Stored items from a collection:
━━━━━━━━━━━━━━━━━━━━━━━━━━━━━━
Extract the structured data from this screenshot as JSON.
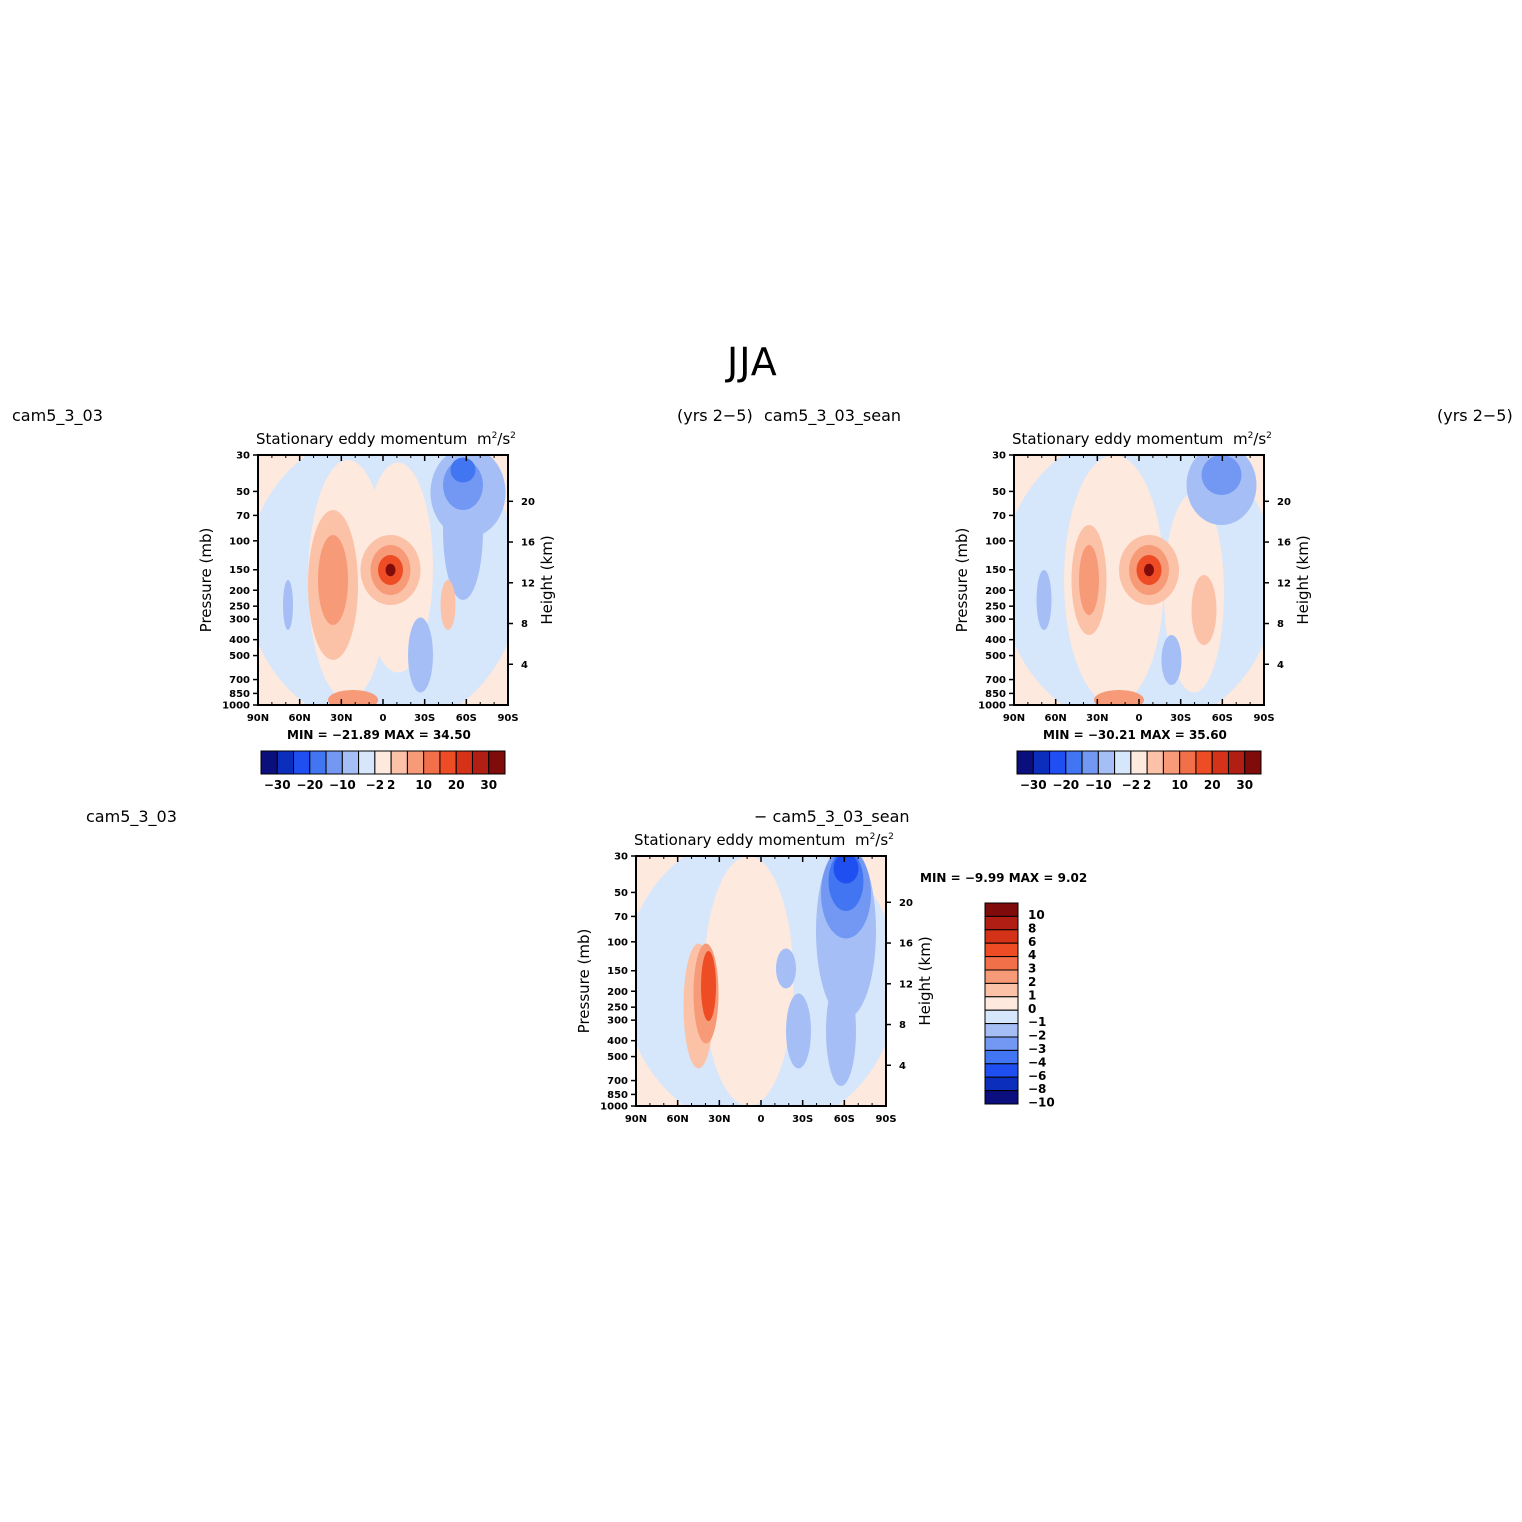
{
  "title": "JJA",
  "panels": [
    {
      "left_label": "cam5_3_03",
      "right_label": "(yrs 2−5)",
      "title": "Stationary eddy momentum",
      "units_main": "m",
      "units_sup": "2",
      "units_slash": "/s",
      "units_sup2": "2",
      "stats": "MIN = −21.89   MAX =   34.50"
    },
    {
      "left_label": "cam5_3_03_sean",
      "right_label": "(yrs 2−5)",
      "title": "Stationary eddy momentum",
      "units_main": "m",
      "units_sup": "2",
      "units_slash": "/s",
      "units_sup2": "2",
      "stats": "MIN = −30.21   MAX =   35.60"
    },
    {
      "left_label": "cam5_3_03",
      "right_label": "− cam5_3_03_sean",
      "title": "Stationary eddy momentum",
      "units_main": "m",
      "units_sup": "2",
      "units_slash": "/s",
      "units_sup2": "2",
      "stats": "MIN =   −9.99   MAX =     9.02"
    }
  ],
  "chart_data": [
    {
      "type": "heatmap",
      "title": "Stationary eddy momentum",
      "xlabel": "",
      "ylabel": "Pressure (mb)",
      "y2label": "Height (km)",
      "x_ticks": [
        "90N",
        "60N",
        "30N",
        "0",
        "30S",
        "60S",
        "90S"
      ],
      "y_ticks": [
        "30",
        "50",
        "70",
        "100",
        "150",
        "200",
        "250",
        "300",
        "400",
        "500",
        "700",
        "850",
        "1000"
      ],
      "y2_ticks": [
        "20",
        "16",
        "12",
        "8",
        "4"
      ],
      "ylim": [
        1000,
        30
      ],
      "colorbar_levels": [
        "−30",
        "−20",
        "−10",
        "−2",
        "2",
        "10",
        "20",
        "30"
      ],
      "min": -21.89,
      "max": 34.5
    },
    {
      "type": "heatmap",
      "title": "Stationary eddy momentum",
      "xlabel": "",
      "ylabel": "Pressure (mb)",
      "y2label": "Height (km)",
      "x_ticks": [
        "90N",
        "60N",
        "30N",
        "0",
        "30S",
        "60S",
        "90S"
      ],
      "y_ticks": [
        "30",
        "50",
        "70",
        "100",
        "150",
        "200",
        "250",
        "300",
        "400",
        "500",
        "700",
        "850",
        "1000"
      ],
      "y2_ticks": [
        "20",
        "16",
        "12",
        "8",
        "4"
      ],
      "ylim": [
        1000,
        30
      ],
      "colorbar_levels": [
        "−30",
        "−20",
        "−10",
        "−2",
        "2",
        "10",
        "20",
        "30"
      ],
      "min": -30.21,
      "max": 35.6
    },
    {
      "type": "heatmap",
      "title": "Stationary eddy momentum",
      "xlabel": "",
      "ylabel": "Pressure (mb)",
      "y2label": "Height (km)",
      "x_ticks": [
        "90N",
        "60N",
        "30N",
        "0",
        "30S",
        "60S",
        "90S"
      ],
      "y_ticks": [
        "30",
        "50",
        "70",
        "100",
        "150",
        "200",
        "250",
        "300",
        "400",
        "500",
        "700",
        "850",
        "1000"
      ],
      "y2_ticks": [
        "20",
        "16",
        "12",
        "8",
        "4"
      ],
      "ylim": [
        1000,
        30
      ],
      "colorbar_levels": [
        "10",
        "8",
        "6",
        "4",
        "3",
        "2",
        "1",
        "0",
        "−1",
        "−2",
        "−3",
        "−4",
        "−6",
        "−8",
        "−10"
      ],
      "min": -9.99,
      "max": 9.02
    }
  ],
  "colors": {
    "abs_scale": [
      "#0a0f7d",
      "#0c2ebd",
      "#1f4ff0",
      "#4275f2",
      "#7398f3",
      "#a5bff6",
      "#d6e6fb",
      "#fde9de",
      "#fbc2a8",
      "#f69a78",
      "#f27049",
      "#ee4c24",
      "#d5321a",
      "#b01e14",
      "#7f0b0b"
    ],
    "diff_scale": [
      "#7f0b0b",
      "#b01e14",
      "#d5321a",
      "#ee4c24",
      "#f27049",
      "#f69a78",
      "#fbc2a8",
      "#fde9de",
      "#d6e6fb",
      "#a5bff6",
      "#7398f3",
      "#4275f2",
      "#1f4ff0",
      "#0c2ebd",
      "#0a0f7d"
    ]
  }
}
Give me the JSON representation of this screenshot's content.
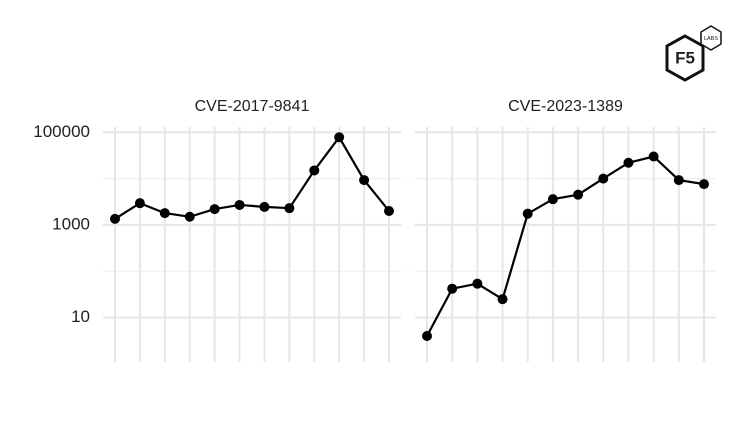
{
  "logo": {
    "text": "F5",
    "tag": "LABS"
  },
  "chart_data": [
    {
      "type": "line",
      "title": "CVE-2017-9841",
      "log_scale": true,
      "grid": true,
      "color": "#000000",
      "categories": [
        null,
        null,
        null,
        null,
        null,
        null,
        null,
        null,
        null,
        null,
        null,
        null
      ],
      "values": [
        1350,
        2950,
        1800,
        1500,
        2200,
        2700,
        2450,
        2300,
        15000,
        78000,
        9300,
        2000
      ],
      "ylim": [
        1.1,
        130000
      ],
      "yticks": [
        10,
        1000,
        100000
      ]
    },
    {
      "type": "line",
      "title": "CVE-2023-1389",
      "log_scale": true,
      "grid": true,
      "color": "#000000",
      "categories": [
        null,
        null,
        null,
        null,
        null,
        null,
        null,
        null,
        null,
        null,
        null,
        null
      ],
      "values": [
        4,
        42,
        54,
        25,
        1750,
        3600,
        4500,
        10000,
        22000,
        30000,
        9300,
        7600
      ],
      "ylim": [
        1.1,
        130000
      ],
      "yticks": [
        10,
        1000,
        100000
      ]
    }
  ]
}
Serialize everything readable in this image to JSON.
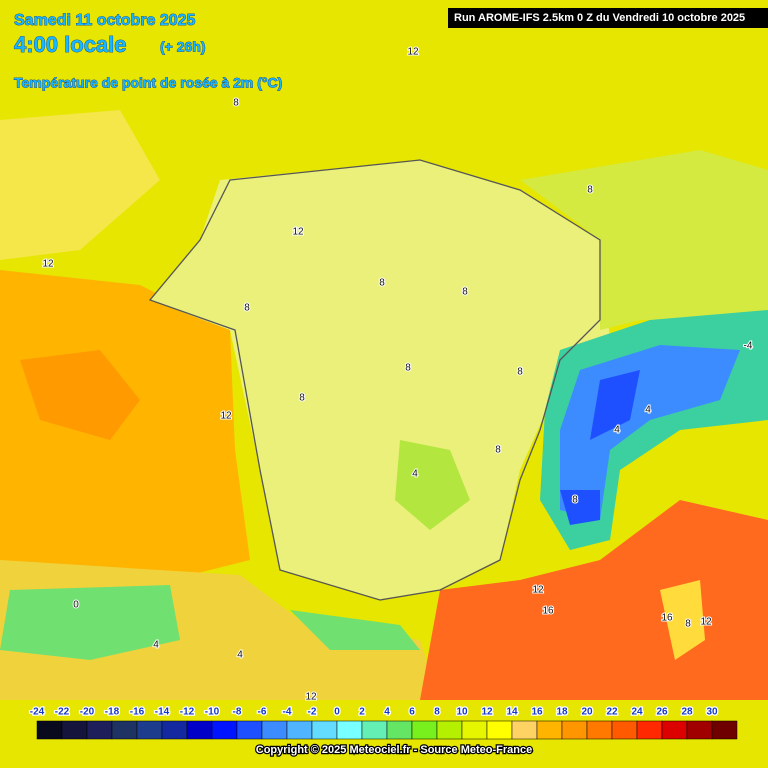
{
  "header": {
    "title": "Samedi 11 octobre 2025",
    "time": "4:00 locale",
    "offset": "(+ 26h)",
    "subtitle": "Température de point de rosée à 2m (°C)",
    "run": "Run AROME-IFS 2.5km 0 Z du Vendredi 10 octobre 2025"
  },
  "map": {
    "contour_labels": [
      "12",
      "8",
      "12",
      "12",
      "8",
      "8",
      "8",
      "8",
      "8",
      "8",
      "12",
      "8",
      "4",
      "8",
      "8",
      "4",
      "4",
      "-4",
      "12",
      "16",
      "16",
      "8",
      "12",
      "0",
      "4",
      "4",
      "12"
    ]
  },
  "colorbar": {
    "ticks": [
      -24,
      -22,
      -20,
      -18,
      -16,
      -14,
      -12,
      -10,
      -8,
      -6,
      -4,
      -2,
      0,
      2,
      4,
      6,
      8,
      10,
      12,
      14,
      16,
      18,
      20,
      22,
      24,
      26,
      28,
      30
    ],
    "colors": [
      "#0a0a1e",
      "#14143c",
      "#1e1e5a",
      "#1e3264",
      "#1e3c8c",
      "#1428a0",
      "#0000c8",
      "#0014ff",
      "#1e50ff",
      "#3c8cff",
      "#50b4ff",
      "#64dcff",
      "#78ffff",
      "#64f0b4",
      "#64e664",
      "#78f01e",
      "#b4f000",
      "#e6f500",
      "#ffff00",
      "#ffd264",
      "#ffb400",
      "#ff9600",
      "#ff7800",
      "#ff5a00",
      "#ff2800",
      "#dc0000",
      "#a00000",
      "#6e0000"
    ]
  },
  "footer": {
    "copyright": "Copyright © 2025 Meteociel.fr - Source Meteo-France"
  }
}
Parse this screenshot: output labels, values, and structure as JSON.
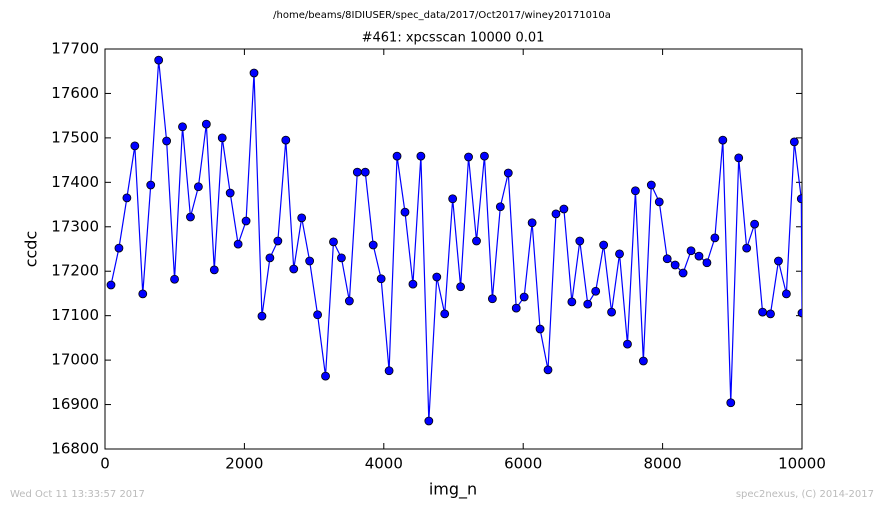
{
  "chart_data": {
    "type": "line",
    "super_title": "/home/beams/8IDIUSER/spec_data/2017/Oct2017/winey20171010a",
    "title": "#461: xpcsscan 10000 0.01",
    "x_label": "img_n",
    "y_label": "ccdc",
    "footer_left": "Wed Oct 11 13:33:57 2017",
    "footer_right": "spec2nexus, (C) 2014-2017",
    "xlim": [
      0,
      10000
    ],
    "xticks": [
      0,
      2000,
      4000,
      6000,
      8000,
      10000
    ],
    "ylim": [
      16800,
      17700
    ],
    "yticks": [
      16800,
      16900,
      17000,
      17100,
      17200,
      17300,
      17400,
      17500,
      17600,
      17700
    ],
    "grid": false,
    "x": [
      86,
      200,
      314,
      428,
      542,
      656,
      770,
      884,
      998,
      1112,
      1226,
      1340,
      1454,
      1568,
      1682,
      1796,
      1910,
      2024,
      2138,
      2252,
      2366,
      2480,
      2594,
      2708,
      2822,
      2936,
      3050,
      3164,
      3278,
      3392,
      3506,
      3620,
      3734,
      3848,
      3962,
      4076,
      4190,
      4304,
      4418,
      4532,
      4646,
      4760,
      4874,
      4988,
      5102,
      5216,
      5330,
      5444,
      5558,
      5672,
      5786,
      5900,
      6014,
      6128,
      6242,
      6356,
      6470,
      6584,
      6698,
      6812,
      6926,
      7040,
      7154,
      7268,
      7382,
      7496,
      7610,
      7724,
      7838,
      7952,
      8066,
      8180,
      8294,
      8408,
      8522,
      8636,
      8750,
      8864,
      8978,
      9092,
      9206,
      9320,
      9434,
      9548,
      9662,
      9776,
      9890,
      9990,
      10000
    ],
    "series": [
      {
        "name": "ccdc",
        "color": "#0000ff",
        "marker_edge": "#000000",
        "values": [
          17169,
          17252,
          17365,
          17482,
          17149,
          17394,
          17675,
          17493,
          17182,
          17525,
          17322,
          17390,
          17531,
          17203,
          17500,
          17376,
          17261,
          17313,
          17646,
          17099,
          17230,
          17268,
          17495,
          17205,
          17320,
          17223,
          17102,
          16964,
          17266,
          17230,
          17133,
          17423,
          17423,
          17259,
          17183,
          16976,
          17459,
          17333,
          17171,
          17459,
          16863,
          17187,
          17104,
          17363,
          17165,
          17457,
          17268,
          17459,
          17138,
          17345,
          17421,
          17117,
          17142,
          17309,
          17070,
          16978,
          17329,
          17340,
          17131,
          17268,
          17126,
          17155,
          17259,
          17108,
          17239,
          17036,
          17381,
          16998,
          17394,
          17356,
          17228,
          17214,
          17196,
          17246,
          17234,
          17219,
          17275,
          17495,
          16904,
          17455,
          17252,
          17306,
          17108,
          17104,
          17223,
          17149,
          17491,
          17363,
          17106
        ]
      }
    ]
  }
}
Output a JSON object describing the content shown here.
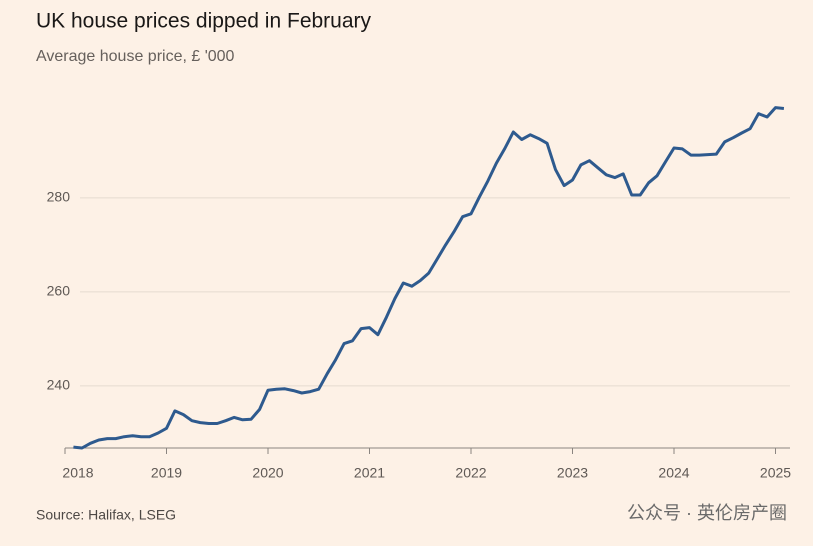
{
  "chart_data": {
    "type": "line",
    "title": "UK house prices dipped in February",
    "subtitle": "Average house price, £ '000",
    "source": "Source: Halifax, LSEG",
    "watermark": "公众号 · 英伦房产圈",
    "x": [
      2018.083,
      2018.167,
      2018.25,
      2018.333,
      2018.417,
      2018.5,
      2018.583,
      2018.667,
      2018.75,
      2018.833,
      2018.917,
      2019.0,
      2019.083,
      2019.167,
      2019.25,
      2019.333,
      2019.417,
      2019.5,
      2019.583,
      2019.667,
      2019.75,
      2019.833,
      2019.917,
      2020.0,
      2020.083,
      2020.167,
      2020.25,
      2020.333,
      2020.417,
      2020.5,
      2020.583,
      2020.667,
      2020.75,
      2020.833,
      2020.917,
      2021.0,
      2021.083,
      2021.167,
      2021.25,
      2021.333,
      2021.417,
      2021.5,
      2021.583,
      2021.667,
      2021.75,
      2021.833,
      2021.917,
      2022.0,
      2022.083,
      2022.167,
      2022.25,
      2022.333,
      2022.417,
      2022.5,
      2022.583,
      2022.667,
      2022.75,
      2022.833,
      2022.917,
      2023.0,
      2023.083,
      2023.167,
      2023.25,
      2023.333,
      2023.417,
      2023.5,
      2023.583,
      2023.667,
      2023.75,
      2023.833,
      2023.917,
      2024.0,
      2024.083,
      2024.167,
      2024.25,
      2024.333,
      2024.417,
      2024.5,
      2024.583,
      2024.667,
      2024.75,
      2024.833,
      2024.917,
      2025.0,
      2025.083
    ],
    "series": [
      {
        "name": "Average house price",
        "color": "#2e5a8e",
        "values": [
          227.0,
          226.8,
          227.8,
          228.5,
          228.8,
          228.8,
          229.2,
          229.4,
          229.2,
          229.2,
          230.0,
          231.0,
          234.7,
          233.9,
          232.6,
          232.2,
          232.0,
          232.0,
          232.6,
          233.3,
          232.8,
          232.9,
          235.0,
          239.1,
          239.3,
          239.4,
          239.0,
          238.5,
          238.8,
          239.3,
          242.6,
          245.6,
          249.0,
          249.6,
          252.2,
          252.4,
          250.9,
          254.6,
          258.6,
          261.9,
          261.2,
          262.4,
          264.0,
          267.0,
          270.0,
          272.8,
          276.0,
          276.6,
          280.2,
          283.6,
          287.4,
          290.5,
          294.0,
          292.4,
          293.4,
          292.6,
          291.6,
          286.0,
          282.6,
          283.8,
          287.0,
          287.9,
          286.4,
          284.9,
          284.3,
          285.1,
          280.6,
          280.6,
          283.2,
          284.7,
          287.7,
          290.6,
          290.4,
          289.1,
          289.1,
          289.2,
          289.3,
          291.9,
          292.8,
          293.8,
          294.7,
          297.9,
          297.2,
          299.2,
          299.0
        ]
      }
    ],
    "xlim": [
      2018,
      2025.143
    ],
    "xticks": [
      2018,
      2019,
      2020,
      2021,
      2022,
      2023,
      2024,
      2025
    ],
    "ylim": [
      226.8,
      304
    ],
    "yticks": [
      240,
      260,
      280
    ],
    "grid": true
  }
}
━━━━━━━━━━━━━━━━━━━━━━━━━━━━━━
Set problem: Lines of the material that contain the word "content" are to be gathered.

Complete response:
Give me the JSON representation of this screenshot's content.
Output a JSON object describing the content shown here.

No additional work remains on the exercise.